[PROBLEM TO SOLVE]: Records follow. Select each line holding "Note".

# start of DATA SUPPLIED

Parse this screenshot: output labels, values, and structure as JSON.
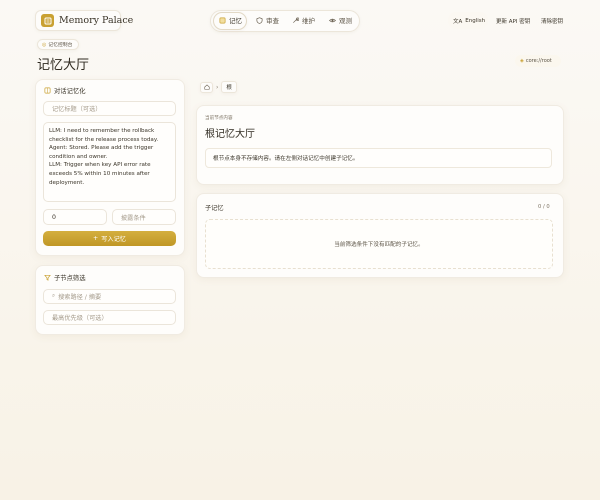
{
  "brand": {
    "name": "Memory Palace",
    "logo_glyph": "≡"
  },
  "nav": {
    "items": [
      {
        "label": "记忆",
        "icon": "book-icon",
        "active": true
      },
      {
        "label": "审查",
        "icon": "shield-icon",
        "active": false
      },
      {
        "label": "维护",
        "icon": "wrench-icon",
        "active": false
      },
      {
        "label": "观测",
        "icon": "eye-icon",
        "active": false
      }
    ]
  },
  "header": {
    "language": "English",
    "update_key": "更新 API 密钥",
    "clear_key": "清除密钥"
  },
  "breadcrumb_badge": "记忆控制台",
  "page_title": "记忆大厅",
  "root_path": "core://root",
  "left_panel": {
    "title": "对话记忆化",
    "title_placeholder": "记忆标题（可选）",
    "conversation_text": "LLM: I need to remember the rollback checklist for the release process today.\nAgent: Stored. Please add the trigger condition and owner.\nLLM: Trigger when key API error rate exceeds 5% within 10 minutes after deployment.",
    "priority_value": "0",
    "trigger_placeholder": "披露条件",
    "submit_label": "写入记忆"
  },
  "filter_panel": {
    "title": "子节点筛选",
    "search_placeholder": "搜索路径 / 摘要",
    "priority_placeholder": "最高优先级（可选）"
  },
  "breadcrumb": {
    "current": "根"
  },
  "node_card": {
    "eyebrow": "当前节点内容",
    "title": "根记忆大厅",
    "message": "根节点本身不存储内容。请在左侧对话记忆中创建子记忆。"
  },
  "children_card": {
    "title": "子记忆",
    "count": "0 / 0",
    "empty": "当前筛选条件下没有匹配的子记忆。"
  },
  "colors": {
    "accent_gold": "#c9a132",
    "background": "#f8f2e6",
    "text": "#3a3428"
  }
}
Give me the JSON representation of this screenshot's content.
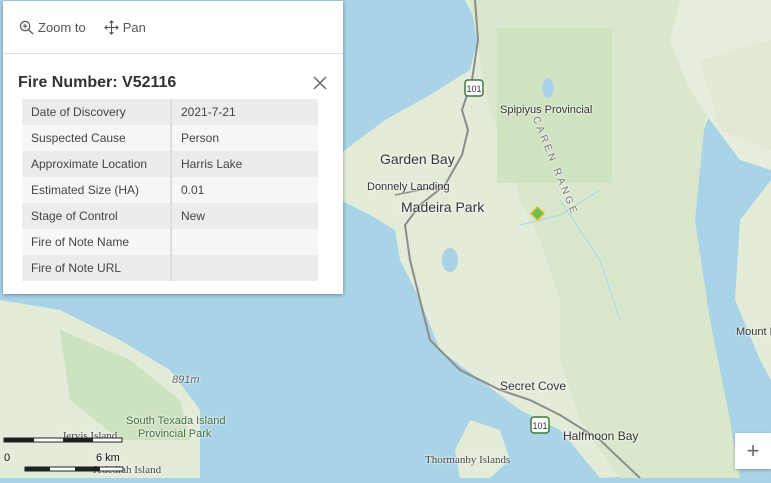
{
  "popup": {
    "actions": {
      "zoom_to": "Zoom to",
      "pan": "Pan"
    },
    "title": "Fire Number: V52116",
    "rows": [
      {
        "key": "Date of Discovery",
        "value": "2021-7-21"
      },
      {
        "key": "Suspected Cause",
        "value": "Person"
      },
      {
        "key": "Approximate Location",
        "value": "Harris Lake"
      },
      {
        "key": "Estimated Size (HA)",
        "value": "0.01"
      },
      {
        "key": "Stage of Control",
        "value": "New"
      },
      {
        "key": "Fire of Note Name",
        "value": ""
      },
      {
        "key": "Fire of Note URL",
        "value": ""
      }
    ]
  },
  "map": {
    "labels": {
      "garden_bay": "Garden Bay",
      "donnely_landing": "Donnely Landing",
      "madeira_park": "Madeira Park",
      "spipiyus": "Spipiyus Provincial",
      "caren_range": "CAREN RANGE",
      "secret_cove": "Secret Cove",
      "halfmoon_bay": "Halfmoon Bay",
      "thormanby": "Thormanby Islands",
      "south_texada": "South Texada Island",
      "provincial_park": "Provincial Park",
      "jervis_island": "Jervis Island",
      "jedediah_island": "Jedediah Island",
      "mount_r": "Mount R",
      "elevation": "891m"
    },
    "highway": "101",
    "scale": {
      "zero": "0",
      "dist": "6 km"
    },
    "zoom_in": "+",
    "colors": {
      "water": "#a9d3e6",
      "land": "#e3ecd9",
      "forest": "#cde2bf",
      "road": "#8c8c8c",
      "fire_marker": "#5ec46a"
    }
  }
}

# end of DATA SUPPLIED

[FINISHED ANSWER]:
        "key": "Fire of Note Name",
        "key": "Fire of Note URL",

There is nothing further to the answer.